WHAT TO WORK ON: Pick out each line of the records in which the word "carácter" appears.

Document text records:
----

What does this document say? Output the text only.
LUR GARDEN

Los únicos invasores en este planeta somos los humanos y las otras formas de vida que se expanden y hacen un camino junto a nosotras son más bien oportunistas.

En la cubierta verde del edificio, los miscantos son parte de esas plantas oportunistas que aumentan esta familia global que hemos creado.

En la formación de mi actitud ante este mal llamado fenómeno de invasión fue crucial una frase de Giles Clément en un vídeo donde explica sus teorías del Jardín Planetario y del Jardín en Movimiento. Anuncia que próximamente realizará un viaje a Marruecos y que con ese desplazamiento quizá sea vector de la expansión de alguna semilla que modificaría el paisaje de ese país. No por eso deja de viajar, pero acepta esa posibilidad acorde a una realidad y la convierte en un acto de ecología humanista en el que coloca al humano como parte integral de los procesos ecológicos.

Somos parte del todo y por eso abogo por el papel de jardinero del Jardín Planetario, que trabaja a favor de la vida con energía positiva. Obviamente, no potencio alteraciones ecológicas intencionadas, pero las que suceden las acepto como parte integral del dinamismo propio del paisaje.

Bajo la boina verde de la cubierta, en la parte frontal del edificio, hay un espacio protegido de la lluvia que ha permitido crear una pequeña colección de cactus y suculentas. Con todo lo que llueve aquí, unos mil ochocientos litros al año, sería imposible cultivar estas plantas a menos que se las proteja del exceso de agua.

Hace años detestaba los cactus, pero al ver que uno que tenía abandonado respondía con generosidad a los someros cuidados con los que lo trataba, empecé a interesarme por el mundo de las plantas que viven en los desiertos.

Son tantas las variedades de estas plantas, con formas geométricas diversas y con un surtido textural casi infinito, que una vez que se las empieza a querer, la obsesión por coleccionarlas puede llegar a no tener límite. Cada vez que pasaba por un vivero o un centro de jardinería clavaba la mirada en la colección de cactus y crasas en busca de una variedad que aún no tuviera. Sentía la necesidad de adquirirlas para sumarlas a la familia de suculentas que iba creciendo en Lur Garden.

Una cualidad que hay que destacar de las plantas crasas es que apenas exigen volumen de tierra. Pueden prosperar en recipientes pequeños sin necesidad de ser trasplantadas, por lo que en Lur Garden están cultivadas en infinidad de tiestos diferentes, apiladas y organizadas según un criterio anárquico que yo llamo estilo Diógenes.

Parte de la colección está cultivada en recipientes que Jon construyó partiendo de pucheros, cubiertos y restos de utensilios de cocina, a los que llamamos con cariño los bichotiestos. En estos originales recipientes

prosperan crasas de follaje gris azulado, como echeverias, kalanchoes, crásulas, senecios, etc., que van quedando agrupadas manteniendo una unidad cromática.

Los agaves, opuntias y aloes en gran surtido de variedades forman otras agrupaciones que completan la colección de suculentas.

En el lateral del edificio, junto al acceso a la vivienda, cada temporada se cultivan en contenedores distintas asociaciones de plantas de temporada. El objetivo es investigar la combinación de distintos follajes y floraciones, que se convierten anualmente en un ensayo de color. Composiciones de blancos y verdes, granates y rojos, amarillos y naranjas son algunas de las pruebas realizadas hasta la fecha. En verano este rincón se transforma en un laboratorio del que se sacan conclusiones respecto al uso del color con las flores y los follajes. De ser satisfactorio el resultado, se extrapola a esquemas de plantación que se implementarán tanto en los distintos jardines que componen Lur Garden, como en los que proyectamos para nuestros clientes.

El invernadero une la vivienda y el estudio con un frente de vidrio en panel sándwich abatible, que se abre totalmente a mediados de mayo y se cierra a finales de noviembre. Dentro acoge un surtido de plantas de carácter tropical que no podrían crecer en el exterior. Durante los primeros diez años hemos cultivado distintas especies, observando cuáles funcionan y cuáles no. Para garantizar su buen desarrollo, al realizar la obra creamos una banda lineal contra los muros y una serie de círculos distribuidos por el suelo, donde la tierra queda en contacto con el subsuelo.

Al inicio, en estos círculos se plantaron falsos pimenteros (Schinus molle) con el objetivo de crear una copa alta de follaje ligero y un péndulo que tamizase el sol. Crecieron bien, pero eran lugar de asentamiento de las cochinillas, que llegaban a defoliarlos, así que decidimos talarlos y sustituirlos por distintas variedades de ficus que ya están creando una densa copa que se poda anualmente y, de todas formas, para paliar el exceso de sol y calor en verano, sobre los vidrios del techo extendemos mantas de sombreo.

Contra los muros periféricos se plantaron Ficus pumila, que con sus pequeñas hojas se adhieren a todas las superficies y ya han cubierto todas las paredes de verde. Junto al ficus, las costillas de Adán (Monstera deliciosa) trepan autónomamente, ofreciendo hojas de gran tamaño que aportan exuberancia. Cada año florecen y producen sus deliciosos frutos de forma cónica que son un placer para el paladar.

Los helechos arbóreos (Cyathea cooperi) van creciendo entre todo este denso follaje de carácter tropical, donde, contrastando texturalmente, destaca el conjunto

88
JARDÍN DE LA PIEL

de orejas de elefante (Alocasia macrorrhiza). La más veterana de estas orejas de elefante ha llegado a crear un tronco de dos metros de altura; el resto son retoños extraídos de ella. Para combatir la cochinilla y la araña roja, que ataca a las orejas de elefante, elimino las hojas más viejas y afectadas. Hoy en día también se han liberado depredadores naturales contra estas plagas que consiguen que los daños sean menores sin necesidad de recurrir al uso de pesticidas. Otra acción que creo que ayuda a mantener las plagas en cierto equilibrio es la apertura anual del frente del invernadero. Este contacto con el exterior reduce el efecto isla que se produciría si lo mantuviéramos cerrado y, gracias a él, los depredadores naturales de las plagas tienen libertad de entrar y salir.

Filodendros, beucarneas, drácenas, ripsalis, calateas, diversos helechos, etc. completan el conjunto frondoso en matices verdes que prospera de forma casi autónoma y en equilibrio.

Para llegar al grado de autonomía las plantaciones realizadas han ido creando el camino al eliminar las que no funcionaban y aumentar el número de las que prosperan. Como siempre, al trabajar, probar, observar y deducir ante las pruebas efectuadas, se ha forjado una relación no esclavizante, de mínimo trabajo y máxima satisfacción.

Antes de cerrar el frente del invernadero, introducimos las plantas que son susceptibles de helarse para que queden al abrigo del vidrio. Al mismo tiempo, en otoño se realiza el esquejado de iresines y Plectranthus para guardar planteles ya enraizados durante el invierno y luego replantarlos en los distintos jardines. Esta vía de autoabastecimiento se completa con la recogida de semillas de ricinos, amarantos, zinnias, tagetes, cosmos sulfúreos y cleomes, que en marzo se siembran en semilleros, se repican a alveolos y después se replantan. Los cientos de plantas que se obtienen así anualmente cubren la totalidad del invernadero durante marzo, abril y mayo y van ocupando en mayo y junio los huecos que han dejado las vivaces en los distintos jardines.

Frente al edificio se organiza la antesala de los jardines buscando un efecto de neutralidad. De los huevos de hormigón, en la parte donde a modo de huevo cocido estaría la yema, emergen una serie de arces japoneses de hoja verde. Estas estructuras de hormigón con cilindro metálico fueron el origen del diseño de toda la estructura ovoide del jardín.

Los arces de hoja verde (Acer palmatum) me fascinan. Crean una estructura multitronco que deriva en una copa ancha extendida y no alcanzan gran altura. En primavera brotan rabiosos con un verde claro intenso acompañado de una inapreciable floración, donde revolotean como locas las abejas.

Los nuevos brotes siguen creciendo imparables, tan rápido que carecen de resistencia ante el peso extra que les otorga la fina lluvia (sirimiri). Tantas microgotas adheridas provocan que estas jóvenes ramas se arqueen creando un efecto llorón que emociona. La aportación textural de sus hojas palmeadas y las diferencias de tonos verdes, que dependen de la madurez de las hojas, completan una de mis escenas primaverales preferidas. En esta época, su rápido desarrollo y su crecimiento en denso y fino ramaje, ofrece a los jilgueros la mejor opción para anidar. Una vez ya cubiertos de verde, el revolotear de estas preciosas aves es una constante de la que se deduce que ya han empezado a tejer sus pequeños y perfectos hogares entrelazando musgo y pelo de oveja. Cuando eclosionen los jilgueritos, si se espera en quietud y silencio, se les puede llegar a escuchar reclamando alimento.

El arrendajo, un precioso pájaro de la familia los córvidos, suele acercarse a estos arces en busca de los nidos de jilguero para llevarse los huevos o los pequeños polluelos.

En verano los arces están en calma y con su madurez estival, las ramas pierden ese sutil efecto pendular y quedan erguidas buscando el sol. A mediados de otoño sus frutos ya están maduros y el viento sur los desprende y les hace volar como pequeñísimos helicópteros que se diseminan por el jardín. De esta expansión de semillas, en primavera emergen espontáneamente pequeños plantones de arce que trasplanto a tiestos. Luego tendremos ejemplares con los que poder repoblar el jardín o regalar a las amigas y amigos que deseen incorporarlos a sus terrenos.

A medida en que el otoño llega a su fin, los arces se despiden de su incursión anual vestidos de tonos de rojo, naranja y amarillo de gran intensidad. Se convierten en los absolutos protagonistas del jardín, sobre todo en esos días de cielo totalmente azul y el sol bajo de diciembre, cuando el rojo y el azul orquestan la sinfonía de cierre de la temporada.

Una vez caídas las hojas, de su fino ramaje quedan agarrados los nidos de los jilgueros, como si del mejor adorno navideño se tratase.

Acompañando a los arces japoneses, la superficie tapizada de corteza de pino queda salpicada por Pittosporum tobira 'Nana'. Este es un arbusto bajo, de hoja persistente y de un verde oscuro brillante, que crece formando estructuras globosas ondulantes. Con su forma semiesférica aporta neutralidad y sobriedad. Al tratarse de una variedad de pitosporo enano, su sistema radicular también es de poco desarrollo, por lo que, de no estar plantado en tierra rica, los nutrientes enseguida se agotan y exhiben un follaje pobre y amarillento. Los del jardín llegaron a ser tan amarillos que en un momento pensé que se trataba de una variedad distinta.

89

----

EXERCISE RESPONSE:
El invernadero une la vivienda y el estudio con un frente de vidrio en panel sándwich abatible, que se abre totalmente a mediados de mayo y se cierra a finales de noviembre. Dentro acoge un surtido de plantas de carácter tropical que no podrían crecer en el exterior. Durante los primeros diez años hemos cultivado distintas especies, observando cuáles funcionan y cuáles no. Para garantizar su buen desarrollo, al realizar la obra creamos una banda lineal contra los muros y una serie de círculos distribuidos por el suelo, donde la tierra queda en contacto con el subsuelo.
Los helechos arbóreos (Cyathea cooperi) van creciendo entre todo este denso follaje de carácter tropical, donde, contrastando texturalmente, destaca el conjunto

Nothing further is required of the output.